What is required: Each entry below is to be given again word for word, with no pictures.

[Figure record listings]
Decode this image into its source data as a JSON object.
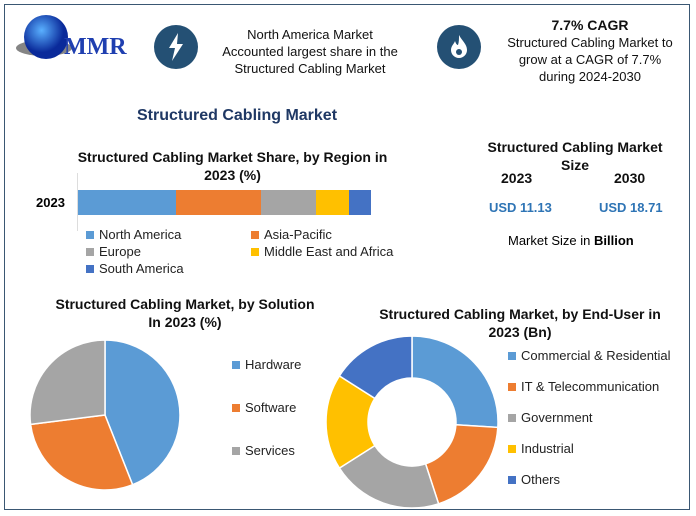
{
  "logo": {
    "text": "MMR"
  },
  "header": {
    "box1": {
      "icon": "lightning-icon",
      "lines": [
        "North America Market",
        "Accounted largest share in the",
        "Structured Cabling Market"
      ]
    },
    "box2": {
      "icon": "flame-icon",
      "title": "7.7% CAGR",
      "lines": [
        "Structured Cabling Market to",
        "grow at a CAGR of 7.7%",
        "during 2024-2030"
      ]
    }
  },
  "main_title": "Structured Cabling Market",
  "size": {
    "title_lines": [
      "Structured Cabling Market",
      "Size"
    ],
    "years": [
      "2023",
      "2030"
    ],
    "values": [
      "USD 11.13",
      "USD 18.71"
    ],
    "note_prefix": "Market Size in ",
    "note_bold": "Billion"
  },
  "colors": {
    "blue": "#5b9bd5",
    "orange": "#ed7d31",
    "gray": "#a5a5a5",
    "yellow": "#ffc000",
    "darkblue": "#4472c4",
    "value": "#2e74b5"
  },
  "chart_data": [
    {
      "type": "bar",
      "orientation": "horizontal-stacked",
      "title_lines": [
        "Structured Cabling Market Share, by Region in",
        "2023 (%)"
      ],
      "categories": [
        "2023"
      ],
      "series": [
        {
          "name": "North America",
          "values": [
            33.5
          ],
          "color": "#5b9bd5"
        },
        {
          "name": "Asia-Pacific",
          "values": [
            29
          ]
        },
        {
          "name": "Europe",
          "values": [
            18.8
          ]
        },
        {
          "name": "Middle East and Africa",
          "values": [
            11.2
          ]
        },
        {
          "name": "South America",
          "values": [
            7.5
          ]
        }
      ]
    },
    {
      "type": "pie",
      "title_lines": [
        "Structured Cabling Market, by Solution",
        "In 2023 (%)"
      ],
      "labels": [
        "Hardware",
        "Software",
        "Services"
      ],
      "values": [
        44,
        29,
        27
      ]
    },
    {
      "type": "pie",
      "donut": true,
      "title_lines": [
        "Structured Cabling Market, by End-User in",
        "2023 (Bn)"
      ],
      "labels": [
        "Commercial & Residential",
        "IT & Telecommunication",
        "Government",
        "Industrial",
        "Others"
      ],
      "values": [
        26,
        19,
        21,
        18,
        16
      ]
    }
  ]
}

Solved problem:
Decode this image into its source data as a JSON object.
{
  "logo": {
    "text": "MMR"
  },
  "header": {
    "box1": {
      "icon": "lightning-icon",
      "lines": [
        "North America Market",
        "Accounted largest share in the",
        "Structured Cabling Market"
      ]
    },
    "box2": {
      "icon": "flame-icon",
      "title": "7.7% CAGR",
      "lines": [
        "Structured Cabling Market to",
        "grow at a CAGR of 7.7%",
        "during 2024-2030"
      ]
    }
  },
  "main_title": "Structured Cabling Market",
  "size": {
    "title_lines": [
      "Structured Cabling Market",
      "Size"
    ],
    "years": [
      "2023",
      "2030"
    ],
    "values": [
      "USD 11.13",
      "USD 18.71"
    ],
    "note_prefix": "Market Size in ",
    "note_bold": "Billion"
  },
  "colors": {
    "blue": "#5b9bd5",
    "orange": "#ed7d31",
    "gray": "#a5a5a5",
    "yellow": "#ffc000",
    "darkblue": "#4472c4",
    "value": "#2e74b5"
  },
  "chart_data": [
    {
      "type": "bar",
      "orientation": "horizontal-stacked",
      "title_lines": [
        "Structured Cabling Market Share, by Region in",
        "2023 (%)"
      ],
      "categories": [
        "2023"
      ],
      "series": [
        {
          "name": "North America",
          "values": [
            33.5
          ],
          "color": "#5b9bd5"
        },
        {
          "name": "Asia-Pacific",
          "values": [
            29
          ]
        },
        {
          "name": "Europe",
          "values": [
            18.8
          ]
        },
        {
          "name": "Middle East and Africa",
          "values": [
            11.2
          ]
        },
        {
          "name": "South America",
          "values": [
            7.5
          ]
        }
      ]
    },
    {
      "type": "pie",
      "title_lines": [
        "Structured Cabling Market, by Solution",
        "In 2023 (%)"
      ],
      "labels": [
        "Hardware",
        "Software",
        "Services"
      ],
      "values": [
        44,
        29,
        27
      ]
    },
    {
      "type": "pie",
      "donut": true,
      "title_lines": [
        "Structured Cabling Market, by End-User in",
        "2023 (Bn)"
      ],
      "labels": [
        "Commercial & Residential",
        "IT & Telecommunication",
        "Government",
        "Industrial",
        "Others"
      ],
      "values": [
        26,
        19,
        21,
        18,
        16
      ]
    }
  ]
}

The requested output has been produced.